# [EXERCISE DIRECTIONS]
Pick up the forum thread on child maintenance payments and continue it from its final post onward.

MillicentTrilbyHiggins · 08/01/2023 21:11

Personally I think mobile phones are an 'everyday expense' that should come out of your CM.

Cherry55 · 08/01/2023 21:25

@ForfuckssakeEXHstopbeingatwat I think this is exactly how I feel yes. I see Cm payments going towards housing. I'm a single parent home and my working hours are less due to working around the kids (for now). He is in a 2 adult household of handsome salaries and can easily help out more. Its not equal and frustrating.

OP posts:
Cherry55 · 08/01/2023 21:26

I'm finding the posts really helpful everyone, on both sides of the fence, thank you.

OP posts:
taxpayer1 · 08/01/2023 21:49

Starlitestarbright · 08/01/2023 20:19

Surely 550 from df and 550 from yourself as you are equally financially responsible should be enough to fund two children at £1100 a month.

This argument makes no sense. The amount that she can contribute depends on her income. It would be 550 + her contribution not 550x2.

MrsRinaDecker · 08/01/2023 21:54

Realistically those are all generally costs the resident parent pays. In theory it would be nice if the NRP chipped in, but it very rarely happens. (Also.. isn’t orthodontistry usually covered by the NHS if it’s medically necessary rather than cosmetic?)

Starlitestarbright · 08/01/2023 22:26

Cherry55 his partners salary has no bearing on his contributions.

daybroke · 08/01/2023 22:30

Yeah his partner's salary isn't taken into account and it shouldn't be.

(Page layout parsing data)
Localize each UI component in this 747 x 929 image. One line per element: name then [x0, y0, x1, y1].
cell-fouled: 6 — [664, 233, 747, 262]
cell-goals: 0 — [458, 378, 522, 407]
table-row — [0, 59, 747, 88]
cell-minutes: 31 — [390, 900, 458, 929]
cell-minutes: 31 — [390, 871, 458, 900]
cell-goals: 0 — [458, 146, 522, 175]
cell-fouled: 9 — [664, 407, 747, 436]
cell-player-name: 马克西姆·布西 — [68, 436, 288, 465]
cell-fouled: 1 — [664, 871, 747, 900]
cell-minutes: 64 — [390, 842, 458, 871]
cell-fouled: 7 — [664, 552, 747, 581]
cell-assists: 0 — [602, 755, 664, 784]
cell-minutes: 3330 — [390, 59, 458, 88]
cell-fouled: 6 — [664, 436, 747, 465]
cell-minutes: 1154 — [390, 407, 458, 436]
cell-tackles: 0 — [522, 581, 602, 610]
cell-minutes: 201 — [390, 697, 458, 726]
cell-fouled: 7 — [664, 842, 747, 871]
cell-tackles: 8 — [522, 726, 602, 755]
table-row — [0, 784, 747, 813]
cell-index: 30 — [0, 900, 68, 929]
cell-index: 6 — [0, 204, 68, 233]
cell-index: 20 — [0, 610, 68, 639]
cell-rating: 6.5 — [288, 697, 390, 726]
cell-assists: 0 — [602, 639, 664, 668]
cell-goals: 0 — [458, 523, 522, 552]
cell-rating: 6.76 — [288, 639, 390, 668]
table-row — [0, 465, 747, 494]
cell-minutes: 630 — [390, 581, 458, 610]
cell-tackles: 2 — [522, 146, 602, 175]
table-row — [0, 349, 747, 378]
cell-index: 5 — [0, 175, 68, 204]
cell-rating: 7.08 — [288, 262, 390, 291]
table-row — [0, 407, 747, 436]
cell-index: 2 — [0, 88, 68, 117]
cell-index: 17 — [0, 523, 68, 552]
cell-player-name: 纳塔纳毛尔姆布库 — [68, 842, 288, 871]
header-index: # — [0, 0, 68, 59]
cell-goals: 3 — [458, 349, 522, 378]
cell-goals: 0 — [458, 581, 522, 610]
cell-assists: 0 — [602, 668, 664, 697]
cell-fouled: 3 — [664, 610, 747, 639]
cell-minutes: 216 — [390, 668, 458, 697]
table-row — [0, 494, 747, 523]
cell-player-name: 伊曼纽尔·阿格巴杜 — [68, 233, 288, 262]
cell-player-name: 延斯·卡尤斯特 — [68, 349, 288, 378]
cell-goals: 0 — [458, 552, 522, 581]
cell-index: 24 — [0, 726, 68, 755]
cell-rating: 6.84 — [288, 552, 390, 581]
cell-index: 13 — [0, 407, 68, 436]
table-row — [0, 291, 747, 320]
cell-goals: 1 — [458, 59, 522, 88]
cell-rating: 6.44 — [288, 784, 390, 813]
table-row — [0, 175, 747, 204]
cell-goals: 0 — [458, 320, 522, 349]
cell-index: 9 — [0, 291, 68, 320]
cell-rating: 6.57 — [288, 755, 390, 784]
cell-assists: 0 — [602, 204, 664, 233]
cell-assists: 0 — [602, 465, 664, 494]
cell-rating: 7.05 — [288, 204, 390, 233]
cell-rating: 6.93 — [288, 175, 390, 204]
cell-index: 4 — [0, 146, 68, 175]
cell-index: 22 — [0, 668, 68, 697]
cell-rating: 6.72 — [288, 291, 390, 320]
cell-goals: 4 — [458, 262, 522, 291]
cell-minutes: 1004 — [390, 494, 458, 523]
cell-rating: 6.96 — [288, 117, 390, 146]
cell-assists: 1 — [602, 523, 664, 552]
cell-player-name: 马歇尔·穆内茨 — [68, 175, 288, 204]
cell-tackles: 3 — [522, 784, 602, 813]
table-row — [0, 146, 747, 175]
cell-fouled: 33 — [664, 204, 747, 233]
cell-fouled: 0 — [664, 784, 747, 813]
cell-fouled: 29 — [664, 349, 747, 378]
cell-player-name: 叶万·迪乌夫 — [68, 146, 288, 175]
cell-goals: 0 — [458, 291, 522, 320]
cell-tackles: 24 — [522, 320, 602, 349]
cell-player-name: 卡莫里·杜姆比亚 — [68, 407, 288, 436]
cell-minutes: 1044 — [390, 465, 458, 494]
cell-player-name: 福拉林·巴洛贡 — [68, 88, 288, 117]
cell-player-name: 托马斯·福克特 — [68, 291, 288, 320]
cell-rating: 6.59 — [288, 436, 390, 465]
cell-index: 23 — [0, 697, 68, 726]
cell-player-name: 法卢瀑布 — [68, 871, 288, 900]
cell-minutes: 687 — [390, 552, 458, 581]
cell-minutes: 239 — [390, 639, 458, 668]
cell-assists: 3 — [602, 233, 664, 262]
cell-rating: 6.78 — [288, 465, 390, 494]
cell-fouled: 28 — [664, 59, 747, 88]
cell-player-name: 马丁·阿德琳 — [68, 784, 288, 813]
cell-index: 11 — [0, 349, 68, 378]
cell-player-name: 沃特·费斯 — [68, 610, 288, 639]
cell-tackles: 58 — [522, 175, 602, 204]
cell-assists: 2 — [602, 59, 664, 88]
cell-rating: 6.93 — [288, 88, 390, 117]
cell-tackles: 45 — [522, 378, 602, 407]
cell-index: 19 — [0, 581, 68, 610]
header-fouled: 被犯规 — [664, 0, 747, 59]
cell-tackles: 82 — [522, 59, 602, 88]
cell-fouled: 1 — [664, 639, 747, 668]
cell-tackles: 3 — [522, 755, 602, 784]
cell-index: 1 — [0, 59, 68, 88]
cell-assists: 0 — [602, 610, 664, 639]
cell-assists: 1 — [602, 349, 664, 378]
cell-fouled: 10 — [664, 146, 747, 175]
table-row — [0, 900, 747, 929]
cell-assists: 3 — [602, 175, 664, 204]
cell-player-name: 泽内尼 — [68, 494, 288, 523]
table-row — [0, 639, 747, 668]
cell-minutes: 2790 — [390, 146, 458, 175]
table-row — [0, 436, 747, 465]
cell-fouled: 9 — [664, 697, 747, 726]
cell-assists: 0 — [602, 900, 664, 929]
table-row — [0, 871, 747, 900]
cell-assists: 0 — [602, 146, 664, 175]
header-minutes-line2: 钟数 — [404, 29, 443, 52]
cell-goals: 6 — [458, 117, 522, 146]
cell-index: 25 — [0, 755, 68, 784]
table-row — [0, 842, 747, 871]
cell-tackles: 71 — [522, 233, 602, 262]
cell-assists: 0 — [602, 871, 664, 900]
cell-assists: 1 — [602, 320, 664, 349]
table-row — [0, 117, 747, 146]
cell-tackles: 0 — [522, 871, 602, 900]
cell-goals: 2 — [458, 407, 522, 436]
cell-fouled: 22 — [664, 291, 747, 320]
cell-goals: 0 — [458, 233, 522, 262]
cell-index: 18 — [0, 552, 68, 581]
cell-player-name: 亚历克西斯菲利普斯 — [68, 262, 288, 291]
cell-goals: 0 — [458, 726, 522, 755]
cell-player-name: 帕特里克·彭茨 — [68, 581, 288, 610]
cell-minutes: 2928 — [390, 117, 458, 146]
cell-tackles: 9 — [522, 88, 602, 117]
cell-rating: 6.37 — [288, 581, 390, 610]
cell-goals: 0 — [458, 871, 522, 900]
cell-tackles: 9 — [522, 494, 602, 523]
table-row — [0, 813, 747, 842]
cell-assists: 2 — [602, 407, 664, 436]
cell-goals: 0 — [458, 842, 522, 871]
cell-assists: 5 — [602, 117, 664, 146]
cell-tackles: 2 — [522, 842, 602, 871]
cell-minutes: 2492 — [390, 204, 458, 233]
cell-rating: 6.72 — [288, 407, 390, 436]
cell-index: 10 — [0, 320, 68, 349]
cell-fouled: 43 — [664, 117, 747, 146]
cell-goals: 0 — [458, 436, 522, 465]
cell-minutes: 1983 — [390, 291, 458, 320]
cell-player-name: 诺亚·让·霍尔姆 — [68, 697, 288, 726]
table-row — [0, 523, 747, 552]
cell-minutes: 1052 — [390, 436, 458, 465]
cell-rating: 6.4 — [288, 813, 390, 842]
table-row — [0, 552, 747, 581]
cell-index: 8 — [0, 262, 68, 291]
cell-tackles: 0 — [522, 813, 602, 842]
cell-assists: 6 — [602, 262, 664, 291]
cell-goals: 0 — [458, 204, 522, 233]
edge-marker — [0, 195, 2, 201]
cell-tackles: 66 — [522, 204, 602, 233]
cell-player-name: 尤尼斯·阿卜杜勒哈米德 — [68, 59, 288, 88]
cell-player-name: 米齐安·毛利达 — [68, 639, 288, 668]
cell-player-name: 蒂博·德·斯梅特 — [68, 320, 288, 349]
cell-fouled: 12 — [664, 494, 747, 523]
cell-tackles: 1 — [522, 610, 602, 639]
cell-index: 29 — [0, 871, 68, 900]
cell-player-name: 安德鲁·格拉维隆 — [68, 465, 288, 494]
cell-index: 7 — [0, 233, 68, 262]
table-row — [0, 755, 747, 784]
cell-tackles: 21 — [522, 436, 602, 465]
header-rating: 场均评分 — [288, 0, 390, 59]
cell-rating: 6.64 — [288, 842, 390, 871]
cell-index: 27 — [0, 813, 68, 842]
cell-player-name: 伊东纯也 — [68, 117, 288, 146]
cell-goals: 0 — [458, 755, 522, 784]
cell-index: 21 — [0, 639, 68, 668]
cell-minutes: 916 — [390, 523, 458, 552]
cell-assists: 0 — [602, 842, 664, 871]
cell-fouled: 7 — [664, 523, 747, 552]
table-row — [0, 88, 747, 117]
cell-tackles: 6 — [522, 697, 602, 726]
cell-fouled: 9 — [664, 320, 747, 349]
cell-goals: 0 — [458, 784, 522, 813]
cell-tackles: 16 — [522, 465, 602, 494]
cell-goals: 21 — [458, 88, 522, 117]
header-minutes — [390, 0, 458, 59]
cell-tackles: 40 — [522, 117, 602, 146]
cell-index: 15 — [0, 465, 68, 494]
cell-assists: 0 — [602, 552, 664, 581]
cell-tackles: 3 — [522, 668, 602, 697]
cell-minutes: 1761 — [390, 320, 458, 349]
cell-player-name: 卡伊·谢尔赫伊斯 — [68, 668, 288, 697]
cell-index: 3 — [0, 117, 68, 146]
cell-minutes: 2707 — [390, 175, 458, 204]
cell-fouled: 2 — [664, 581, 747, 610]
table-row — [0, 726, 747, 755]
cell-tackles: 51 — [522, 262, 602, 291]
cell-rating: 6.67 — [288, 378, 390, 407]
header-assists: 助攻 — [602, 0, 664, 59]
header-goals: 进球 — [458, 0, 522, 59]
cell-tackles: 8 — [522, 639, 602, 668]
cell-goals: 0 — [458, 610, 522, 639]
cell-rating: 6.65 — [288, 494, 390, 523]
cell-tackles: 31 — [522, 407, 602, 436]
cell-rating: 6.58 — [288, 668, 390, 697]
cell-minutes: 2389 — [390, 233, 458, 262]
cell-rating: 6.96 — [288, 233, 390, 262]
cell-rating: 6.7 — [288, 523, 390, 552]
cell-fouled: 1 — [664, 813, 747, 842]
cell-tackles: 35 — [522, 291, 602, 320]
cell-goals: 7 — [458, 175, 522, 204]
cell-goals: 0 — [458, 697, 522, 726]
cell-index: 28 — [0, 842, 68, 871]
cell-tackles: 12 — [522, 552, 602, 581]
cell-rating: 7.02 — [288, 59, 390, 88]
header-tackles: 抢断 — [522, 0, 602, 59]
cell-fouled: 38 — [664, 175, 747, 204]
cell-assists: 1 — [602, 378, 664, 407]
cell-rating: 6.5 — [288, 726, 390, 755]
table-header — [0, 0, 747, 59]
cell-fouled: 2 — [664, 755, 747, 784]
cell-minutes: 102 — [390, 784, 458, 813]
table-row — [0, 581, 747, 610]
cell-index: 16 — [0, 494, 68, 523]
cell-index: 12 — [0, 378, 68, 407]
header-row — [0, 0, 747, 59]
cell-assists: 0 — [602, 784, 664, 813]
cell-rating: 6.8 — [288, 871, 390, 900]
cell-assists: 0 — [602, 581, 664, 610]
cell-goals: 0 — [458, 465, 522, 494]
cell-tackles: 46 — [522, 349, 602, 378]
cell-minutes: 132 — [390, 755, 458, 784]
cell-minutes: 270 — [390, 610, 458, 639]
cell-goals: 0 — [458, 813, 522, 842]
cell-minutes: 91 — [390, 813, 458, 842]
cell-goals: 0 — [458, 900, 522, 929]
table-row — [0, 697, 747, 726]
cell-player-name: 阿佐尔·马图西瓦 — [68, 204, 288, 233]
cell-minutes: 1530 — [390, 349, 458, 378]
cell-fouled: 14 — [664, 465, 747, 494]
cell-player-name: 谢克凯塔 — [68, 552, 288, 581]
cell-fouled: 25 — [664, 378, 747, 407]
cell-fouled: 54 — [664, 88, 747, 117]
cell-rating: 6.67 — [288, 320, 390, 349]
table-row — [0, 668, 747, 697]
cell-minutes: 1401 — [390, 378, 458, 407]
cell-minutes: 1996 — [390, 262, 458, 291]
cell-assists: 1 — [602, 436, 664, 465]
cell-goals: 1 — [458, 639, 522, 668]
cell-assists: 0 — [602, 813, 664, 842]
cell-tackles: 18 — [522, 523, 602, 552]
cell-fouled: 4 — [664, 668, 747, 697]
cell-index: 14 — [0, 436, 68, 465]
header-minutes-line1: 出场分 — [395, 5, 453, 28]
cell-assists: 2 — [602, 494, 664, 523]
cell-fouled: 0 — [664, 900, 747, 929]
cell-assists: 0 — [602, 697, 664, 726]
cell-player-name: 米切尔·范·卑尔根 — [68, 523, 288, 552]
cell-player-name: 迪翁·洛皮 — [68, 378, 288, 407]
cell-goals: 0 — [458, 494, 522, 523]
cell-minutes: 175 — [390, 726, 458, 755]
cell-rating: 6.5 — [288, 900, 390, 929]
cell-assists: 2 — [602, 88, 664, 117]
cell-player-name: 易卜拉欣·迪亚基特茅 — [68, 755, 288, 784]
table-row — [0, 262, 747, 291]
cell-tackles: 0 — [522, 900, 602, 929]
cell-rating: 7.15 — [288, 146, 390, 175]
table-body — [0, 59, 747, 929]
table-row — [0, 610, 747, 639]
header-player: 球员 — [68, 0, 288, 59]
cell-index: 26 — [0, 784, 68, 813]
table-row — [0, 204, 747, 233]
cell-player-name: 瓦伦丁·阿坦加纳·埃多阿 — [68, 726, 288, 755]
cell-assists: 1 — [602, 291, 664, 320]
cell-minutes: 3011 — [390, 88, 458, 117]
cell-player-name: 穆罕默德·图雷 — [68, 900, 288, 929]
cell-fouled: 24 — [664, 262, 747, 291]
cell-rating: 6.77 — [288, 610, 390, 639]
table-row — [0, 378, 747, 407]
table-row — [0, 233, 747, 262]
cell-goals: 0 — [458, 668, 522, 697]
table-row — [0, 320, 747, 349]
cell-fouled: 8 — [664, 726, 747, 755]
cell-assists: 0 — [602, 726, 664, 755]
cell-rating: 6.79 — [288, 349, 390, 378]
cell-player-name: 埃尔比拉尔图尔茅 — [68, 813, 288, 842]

# [OUTPUT]
Testina · 08/01/2023 22:35

Cherry55 · 08/01/2023 21:25

@ForfuckssakeEXHstopbeingatwat I think this is exactly how I feel yes. I see Cm payments going towards housing. I'm a single parent home and my working hours are less due to working around the kids (for now). He is in a 2 adult household of handsome salaries and can easily help out more. Its not equal and frustrating.

I’d take a different approach. Separate to CMS amount, I’d want him to agree to pay 50% of childcare cost (regardless of who has them that day) so you could work full time and earn or progress towards your own “handsome salary”.

Wowsersreally · 08/01/2023 22:39

My only contribution from ex is CMS money and I wouldn’t expect any more. It must be difficult if you see him living more comfortably than you but CMS payments are supposed to cover everything, not just housing.

SpaceRaiders · 08/01/2023 22:43

I don’t know why people bother saying its enough. It’s relative to the standard of living the child has been accustomed to surely? Without looking at ops expenditure it’s impossible to say.

I get £395 for 2 and it barely touches the sides. Fuel bill for school run alone is £70 pw. I’ve asked for him to cover half of things like medical expenses, clubs, tutoring, private medical & dental cover, he’s refused. What do you do?!

Lapka · 08/01/2023 22:54

He is in a 2 adult household of handsome salaries

You shouldn't be thinking of it in terms of "he has two salaries". What his partner earns is absolutely nothing to do with you or how much he should give you for your and his children. Just like his contributions shouldn't go down if you lived with a partner, his shouldn't go up just because he does.

I do think it's reasonable to expect certain extras on top of CMS like school trips for example. But I agree with PPs, I wouldn't be arguing over a cheap sim deal and would just count that as every day expenses.

Lapka · 08/01/2023 22:57

SpaceRaiders · 08/01/2023 22:43

I don’t know why people bother saying its enough. It’s relative to the standard of living the child has been accustomed to surely? Without looking at ops expenditure it’s impossible to say.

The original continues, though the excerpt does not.